**Supplied material:**
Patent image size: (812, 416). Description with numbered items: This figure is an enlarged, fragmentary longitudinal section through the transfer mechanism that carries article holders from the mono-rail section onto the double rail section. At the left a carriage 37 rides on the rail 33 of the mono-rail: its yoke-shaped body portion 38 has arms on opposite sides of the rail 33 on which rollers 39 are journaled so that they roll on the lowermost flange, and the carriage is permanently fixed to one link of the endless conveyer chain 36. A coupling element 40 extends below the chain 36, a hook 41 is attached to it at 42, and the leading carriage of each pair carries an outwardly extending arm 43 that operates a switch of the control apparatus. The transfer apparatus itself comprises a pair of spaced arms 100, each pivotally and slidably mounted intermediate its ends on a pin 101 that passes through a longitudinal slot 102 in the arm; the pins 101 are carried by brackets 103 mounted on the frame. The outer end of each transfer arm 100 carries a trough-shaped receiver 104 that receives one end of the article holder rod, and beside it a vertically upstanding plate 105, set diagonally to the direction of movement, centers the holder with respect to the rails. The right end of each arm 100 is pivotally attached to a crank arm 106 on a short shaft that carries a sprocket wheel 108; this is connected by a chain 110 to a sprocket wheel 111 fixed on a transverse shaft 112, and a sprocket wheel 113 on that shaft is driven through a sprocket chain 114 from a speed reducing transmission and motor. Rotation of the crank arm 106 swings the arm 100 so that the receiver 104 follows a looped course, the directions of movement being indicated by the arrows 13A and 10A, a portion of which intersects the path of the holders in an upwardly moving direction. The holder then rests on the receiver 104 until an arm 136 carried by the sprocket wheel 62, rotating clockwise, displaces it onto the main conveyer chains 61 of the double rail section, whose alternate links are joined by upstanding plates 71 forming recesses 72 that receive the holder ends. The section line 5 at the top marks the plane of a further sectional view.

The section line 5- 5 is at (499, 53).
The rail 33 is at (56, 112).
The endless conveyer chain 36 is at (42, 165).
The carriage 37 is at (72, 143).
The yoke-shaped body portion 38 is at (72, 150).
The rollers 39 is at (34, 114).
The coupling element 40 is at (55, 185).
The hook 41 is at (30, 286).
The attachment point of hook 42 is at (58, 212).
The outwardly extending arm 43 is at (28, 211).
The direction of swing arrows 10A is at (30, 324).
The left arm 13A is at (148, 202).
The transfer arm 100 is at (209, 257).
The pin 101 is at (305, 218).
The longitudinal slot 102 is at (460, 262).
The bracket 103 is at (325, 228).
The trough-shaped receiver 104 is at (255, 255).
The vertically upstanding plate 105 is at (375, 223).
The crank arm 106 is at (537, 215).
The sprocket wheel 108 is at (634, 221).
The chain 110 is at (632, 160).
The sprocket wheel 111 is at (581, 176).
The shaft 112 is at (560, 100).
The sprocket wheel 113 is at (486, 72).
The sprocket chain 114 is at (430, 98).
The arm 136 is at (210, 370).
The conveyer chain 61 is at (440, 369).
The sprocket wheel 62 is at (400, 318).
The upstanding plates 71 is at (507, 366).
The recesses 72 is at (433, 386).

**What the task requires:** State how many lines of the records above contain the string "right". Give only the number.

**Written answer:** 1